▸ Tarefas e exercícios:
1. Transcreva do documento de origem o trecho que começa nas palavras "Explicitando de seguida, qual" e termina depois de "ver apreciada constitucionalmente.".
2. Segundo o documento de origem, em que data se realizou a audiência de julgamento sem a presença do defensor do arguido?

▸ Documento de origem:
◇ ◇ ◇ ◇ ◇ ◇ ◇

Está, salvo o devido respeito por opinião contrária, a suscitar no processo, que
o tribunal ao realizar a audiência de julgamento em 21/10/2002, sem a presença
do defensor do arguido, Dr. Luís Pontes, porque obrigatória, cometeu-se a
nulidade prevista na alínea c) do n.° 1 do artigo 119.° do CPP.
Explicitando de seguida, qual a interpretação normativa prevista na alínea c) do
n.° 1 do artigo 119º do CPP e que pretendia ver apreciada constitucionalmente.
Fê-lo, por um lado, utilizando as palavras de José da Costa Pimenta, Código de
Processo Penal, Anotado, 2ª. edição, pág. 217, que refere: “O que constitui
nulidade absoluta (ou insanável) é a sua falta de comparência, quando
obrigatória (artigo 119.°, ai. c) — o que pressupõe, no rigor dos princípios,
que o defensor já esteja constituído ou nomeado e haja sido convocado para o
acto, ou o devesse ter sido”.
Por outro lado, os ensinamentos dos Professores Gomes Canotilho e Vital Moreira,
in Constituição da Republica, Anotada, 4. edição, pág. 204, que dizem: «O
arguido tem o direito à escolha de defensor e não apenas o direito a assistência
de defensor. Tal direito justifica-se, com base na ideia de que o arguido não é
objecto de um acto estadual mas sujeito do processo, com direito a organizar a
sua própria defesa.
O direito à assistência de um defensor abrange a hipótese de defensor oficioso,
designado pela juiz, no caso de o arguido não exercer o seu direito de escolha
(sublinhado nosso)
Assim, o defensor só será designado pelo juiz no caso de o arguido não exercer o
direito de escolha.
Só em caso do defensor do arguido, regularmente notificado, ter faltado à
audiência de julgamento, seria lícito ao tribunal, nomear outro defensor em sua
substituição.

◇ ◇ ◇ ◇ ◇ ◇ ◇

▸ Itens fornecidos:

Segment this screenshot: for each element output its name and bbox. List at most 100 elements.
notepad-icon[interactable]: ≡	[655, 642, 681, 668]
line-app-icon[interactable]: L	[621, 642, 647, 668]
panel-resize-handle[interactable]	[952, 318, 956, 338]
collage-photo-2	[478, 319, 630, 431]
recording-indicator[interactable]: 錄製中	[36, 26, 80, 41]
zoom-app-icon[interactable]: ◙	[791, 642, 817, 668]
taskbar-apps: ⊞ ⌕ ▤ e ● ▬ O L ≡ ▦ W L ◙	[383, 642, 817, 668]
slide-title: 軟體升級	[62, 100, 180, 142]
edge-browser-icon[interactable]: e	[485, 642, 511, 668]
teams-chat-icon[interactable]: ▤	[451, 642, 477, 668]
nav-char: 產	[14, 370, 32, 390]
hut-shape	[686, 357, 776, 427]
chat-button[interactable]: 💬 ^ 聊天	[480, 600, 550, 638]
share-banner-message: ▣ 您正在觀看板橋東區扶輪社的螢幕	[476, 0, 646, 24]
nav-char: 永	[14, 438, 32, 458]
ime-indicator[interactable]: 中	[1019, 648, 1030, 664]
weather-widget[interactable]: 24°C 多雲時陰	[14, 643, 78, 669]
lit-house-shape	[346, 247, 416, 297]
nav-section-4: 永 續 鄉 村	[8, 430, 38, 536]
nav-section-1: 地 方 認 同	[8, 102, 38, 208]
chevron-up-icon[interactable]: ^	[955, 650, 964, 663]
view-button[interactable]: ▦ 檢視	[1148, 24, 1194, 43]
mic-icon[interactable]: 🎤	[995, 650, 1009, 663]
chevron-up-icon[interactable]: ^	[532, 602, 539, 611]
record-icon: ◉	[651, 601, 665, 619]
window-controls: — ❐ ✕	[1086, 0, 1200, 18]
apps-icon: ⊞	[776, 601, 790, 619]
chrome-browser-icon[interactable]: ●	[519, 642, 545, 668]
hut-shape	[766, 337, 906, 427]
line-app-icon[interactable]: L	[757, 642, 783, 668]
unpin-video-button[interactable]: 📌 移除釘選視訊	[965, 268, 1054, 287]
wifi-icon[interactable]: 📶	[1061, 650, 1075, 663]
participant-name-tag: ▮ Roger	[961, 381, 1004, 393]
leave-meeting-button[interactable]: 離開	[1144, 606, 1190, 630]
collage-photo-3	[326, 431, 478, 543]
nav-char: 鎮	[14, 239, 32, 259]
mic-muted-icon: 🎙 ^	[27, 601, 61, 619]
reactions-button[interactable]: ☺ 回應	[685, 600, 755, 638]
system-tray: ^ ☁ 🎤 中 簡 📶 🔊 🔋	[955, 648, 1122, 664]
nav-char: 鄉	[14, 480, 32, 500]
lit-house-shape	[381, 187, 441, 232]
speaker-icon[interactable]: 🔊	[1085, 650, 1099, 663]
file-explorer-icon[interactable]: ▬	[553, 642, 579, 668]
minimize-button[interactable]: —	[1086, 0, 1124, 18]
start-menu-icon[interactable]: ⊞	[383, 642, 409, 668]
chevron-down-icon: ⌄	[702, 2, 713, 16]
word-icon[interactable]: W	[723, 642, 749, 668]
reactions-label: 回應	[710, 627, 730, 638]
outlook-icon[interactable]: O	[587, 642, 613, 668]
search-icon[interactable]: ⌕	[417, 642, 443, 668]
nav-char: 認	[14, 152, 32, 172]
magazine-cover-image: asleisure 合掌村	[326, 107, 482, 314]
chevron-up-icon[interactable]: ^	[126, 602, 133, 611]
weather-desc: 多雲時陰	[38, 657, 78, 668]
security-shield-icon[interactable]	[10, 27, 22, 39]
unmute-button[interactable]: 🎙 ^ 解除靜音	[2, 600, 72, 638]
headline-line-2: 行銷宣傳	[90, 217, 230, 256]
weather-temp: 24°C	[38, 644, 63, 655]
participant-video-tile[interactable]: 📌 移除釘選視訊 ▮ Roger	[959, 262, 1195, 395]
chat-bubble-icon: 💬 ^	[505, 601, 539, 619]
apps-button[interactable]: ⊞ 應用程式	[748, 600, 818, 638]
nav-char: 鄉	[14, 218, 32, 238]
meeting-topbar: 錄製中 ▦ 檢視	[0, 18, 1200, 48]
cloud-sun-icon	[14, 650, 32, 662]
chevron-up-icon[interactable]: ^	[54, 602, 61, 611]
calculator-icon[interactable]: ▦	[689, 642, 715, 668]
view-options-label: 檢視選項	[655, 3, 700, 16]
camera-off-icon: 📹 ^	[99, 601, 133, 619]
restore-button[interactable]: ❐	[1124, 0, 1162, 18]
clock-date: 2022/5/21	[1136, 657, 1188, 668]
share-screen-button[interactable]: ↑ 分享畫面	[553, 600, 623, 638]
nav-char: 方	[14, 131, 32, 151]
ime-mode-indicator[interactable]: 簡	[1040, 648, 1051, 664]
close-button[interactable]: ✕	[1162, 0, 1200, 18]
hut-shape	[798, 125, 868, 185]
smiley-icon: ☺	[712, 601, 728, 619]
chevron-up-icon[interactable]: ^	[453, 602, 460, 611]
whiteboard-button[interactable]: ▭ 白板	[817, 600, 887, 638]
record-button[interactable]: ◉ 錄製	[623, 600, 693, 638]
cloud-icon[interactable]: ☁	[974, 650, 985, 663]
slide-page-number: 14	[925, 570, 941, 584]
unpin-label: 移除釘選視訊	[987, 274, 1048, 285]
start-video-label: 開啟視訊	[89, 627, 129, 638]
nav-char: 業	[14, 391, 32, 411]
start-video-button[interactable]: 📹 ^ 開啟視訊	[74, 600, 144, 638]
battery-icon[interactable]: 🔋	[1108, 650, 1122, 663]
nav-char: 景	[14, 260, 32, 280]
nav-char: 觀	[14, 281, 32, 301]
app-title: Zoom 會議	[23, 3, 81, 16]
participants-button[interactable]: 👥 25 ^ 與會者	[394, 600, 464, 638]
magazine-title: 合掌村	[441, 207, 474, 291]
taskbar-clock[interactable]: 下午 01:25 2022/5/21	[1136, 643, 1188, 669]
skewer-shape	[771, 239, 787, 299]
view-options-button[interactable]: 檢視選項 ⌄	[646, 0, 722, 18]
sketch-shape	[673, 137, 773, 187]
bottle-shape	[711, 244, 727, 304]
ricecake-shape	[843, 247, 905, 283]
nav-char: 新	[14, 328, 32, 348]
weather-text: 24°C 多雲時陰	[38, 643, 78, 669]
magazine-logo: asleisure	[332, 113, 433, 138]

◇ ◇ ◇ ◇ ◇ ◇ ◇

▸ Lista de soluções:
1.
Explicitando de seguida, qual a interpretação normativa prevista na alínea c) do
n.° 1 do artigo 119º do CPP e que pretendia ver apreciada constitucionalmente.

2. Em 21/10/2002.